AIM OF THE EXERCISE – Retype each record shown below, leaving every character as it is.

GIVEN DATA –

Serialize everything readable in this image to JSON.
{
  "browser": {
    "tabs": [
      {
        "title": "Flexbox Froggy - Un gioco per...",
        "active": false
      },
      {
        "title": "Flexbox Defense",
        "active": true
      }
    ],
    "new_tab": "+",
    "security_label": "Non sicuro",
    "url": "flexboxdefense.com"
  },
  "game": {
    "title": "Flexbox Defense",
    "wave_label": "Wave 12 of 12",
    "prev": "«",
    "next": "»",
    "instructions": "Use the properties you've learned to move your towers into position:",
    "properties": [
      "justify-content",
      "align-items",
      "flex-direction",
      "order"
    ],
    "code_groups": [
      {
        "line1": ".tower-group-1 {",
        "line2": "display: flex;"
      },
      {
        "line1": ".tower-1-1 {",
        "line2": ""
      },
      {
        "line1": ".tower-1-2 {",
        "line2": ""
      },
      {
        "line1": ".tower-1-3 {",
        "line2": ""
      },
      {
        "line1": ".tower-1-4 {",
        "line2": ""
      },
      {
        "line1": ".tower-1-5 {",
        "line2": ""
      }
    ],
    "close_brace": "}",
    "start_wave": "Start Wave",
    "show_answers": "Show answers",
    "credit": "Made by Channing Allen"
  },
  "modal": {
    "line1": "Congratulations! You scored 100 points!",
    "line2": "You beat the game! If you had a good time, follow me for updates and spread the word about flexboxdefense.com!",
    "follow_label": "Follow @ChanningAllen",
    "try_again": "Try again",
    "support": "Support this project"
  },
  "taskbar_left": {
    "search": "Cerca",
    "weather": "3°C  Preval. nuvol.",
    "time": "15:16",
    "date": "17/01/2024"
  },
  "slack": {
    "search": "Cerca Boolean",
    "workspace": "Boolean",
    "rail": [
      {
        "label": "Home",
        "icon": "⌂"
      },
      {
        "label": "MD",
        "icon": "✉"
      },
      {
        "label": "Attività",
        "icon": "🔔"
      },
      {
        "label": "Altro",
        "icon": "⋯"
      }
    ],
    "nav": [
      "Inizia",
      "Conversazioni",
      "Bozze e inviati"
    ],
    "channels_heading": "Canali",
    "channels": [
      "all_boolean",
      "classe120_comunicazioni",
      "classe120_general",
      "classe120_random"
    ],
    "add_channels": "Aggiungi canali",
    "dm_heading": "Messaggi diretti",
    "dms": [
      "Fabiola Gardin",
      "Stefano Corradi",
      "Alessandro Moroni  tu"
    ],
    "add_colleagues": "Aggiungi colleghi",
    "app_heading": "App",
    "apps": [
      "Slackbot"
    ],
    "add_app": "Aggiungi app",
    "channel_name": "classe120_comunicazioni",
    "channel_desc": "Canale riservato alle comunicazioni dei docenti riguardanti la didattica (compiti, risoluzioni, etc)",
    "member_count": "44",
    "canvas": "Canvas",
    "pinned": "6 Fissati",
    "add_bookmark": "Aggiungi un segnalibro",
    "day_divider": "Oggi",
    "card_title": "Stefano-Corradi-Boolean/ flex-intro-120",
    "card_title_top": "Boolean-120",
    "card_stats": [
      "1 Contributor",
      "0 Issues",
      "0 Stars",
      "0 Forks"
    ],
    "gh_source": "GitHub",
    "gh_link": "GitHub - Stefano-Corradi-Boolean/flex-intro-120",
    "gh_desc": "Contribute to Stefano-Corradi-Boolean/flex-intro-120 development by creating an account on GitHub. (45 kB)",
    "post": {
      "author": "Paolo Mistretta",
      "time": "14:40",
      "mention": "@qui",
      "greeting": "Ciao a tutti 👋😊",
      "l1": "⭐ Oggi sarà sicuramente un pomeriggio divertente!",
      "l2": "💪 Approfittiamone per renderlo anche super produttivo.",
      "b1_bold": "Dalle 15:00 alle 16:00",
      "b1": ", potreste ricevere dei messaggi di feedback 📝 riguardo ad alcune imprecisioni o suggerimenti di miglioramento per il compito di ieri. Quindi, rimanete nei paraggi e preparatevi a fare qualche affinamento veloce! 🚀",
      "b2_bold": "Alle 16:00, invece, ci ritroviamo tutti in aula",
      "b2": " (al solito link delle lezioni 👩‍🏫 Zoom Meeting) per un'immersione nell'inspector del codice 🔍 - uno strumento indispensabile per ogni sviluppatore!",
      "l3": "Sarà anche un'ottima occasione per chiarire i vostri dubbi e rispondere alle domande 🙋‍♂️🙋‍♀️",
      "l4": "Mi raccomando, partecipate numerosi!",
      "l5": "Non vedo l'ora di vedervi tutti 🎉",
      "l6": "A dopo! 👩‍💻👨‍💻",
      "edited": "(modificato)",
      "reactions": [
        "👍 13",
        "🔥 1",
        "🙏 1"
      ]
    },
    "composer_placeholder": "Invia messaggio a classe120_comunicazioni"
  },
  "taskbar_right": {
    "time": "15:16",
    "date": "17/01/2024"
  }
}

FULL RESPONSE –
Serialize everything readable in this image to JSON.
{
  "browser": {
    "tabs": [
      {
        "title": "Flexbox Froggy - Un gioco per...",
        "active": false
      },
      {
        "title": "Flexbox Defense",
        "active": true
      }
    ],
    "new_tab": "+",
    "security_label": "Non sicuro",
    "url": "flexboxdefense.com"
  },
  "game": {
    "title": "Flexbox Defense",
    "wave_label": "Wave 12 of 12",
    "prev": "«",
    "next": "»",
    "instructions": "Use the properties you've learned to move your towers into position:",
    "properties": [
      "justify-content",
      "align-items",
      "flex-direction",
      "order"
    ],
    "code_groups": [
      {
        "line1": ".tower-group-1 {",
        "line2": "display: flex;"
      },
      {
        "line1": ".tower-1-1 {",
        "line2": ""
      },
      {
        "line1": ".tower-1-2 {",
        "line2": ""
      },
      {
        "line1": ".tower-1-3 {",
        "line2": ""
      },
      {
        "line1": ".tower-1-4 {",
        "line2": ""
      },
      {
        "line1": ".tower-1-5 {",
        "line2": ""
      }
    ],
    "close_brace": "}",
    "start_wave": "Start Wave",
    "show_answers": "Show answers",
    "credit": "Made by Channing Allen"
  },
  "modal": {
    "line1": "Congratulations! You scored 100 points!",
    "line2": "You beat the game! If you had a good time, follow me for updates and spread the word about flexboxdefense.com!",
    "follow_label": "Follow @ChanningAllen",
    "try_again": "Try again",
    "support": "Support this project"
  },
  "taskbar_left": {
    "search": "Cerca",
    "weather": "3°C  Preval. nuvol.",
    "time": "15:16",
    "date": "17/01/2024"
  },
  "slack": {
    "search": "Cerca Boolean",
    "workspace": "Boolean",
    "rail": [
      {
        "label": "Home",
        "icon": "⌂"
      },
      {
        "label": "MD",
        "icon": "✉"
      },
      {
        "label": "Attività",
        "icon": "🔔"
      },
      {
        "label": "Altro",
        "icon": "⋯"
      }
    ],
    "nav": [
      "Inizia",
      "Conversazioni",
      "Bozze e inviati"
    ],
    "channels_heading": "Canali",
    "channels": [
      "all_boolean",
      "classe120_comunicazioni",
      "classe120_general",
      "classe120_random"
    ],
    "add_channels": "Aggiungi canali",
    "dm_heading": "Messaggi diretti",
    "dms": [
      "Fabiola Gardin",
      "Stefano Corradi",
      "Alessandro Moroni  tu"
    ],
    "add_colleagues": "Aggiungi colleghi",
    "app_heading": "App",
    "apps": [
      "Slackbot"
    ],
    "add_app": "Aggiungi app",
    "channel_name": "classe120_comunicazioni",
    "channel_desc": "Canale riservato alle comunicazioni dei docenti riguardanti la didattica (compiti, risoluzioni, etc)",
    "member_count": "44",
    "canvas": "Canvas",
    "pinned": "6 Fissati",
    "add_bookmark": "Aggiungi un segnalibro",
    "day_divider": "Oggi",
    "card_title": "Stefano-Corradi-Boolean/ flex-intro-120",
    "card_title_top": "Boolean-120",
    "card_stats": [
      "1 Contributor",
      "0 Issues",
      "0 Stars",
      "0 Forks"
    ],
    "gh_source": "GitHub",
    "gh_link": "GitHub - Stefano-Corradi-Boolean/flex-intro-120",
    "gh_desc": "Contribute to Stefano-Corradi-Boolean/flex-intro-120 development by creating an account on GitHub. (45 kB)",
    "post": {
      "author": "Paolo Mistretta",
      "time": "14:40",
      "mention": "@qui",
      "greeting": "Ciao a tutti 👋😊",
      "l1": "⭐ Oggi sarà sicuramente un pomeriggio divertente!",
      "l2": "💪 Approfittiamone per renderlo anche super produttivo.",
      "b1_bold": "Dalle 15:00 alle 16:00",
      "b1": ", potreste ricevere dei messaggi di feedback 📝 riguardo ad alcune imprecisioni o suggerimenti di miglioramento per il compito di ieri. Quindi, rimanete nei paraggi e preparatevi a fare qualche affinamento veloce! 🚀",
      "b2_bold": "Alle 16:00, invece, ci ritroviamo tutti in aula",
      "b2": " (al solito link delle lezioni 👩‍🏫 Zoom Meeting) per un'immersione nell'inspector del codice 🔍 - uno strumento indispensabile per ogni sviluppatore!",
      "l3": "Sarà anche un'ottima occasione per chiarire i vostri dubbi e rispondere alle domande 🙋‍♂️🙋‍♀️",
      "l4": "Mi raccomando, partecipate numerosi!",
      "l5": "Non vedo l'ora di vedervi tutti 🎉",
      "l6": "A dopo! 👩‍💻👨‍💻",
      "edited": "(modificato)",
      "reactions": [
        "👍 13",
        "🔥 1",
        "🙏 1"
      ]
    },
    "composer_placeholder": "Invia messaggio a classe120_comunicazioni"
  },
  "taskbar_right": {
    "time": "15:16",
    "date": "17/01/2024"
  }
}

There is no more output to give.